Supplied records >>
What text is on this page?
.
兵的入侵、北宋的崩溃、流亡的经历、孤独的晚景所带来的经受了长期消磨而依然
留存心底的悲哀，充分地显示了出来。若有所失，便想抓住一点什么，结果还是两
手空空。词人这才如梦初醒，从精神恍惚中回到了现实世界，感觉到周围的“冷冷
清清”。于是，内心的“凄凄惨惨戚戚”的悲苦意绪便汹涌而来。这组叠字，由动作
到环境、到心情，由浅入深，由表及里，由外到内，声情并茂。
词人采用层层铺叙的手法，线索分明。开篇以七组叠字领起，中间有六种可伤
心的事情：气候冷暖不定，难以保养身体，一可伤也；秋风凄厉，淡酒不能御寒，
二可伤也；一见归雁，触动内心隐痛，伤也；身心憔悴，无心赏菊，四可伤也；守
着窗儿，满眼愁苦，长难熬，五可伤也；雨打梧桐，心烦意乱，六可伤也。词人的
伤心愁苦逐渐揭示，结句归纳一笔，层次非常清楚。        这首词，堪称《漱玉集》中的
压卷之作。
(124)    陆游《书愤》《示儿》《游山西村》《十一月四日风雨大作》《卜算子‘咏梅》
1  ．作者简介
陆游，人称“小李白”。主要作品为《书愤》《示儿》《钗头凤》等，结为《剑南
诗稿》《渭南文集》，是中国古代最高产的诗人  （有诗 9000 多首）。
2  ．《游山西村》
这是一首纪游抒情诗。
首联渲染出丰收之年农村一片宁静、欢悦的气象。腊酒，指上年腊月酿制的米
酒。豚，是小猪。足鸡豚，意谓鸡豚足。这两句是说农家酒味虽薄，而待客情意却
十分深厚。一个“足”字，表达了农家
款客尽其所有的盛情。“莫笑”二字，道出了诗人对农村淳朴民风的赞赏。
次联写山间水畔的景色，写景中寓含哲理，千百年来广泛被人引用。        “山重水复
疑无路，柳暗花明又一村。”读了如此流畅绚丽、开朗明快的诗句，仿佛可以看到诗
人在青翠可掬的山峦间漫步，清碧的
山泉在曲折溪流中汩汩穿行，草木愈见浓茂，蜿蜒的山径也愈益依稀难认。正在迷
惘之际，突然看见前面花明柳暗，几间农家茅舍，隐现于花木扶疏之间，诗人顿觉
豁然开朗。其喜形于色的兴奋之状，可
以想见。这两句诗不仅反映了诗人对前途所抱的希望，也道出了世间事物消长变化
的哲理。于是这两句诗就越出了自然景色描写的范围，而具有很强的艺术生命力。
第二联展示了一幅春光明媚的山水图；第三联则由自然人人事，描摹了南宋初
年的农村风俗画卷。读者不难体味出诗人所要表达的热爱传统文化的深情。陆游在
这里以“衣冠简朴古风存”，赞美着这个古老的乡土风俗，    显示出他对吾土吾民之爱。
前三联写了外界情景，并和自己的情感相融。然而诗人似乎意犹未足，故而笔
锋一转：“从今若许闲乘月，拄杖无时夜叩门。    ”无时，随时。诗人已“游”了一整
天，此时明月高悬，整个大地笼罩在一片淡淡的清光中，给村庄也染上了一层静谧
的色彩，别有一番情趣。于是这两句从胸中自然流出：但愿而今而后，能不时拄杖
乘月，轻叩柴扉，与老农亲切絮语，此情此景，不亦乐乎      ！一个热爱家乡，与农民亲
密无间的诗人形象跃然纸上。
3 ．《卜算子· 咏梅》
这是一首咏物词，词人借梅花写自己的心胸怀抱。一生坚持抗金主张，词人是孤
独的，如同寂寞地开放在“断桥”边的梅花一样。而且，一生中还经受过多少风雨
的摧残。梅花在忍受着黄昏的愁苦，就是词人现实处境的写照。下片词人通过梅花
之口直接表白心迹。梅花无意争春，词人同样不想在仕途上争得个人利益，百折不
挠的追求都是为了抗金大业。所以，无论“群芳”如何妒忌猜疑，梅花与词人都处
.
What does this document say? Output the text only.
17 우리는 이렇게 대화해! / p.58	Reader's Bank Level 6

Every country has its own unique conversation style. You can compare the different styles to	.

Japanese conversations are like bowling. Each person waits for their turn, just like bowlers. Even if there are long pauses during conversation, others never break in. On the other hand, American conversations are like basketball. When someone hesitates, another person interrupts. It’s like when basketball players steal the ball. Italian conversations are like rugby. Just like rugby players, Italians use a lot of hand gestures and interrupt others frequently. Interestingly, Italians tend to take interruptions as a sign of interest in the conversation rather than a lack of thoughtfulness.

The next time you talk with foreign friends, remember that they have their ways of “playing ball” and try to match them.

* * *

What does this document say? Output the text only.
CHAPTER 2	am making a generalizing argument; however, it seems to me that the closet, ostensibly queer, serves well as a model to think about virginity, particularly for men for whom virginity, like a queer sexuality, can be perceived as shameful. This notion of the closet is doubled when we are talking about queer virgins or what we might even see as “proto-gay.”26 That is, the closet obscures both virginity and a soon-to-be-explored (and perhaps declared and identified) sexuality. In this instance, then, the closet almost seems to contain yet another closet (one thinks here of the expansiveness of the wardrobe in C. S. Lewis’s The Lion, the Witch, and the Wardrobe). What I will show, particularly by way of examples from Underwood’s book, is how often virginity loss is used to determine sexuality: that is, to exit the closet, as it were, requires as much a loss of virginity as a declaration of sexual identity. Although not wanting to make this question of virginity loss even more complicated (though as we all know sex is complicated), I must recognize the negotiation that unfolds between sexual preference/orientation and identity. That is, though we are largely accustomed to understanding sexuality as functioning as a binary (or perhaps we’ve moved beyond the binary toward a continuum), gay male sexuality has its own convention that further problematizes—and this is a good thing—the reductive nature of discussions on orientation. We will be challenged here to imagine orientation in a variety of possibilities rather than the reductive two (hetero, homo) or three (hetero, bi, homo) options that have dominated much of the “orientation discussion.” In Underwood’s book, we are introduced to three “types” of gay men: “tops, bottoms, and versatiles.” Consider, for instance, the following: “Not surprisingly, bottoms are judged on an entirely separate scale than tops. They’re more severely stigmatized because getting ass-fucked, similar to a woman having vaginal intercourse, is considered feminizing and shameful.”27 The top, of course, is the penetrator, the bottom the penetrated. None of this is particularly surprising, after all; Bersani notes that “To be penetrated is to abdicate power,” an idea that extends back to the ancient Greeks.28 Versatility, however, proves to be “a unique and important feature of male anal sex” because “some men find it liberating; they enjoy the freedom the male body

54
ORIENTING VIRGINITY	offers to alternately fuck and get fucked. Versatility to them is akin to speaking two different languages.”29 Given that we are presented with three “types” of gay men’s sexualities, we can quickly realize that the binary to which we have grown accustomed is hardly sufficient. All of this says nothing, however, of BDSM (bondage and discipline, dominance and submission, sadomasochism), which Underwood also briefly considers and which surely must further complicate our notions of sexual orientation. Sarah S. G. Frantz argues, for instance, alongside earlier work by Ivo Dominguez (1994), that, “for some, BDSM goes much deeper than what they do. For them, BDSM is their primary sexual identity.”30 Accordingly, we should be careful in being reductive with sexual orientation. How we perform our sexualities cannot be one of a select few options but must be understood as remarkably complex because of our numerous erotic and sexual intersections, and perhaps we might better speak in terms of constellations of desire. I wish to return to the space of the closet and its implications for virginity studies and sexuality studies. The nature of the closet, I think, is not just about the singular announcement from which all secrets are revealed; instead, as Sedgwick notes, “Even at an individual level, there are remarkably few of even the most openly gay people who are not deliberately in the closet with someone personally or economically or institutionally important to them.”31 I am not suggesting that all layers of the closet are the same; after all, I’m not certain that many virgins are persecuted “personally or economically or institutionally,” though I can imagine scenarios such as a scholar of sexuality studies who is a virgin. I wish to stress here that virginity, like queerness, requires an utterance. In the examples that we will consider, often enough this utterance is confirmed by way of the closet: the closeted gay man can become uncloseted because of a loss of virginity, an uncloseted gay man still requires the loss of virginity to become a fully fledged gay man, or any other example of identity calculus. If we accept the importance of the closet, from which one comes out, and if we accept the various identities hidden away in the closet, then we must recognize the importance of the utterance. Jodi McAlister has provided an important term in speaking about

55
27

The task >> Every line in the data above that contains "游山西村" needs to be copied.

In response >>
(124)    陆游《书愤》《示儿》《游山西村》《十一月四日风雨大作》《卜算子‘咏梅》
2  ．《游山西村》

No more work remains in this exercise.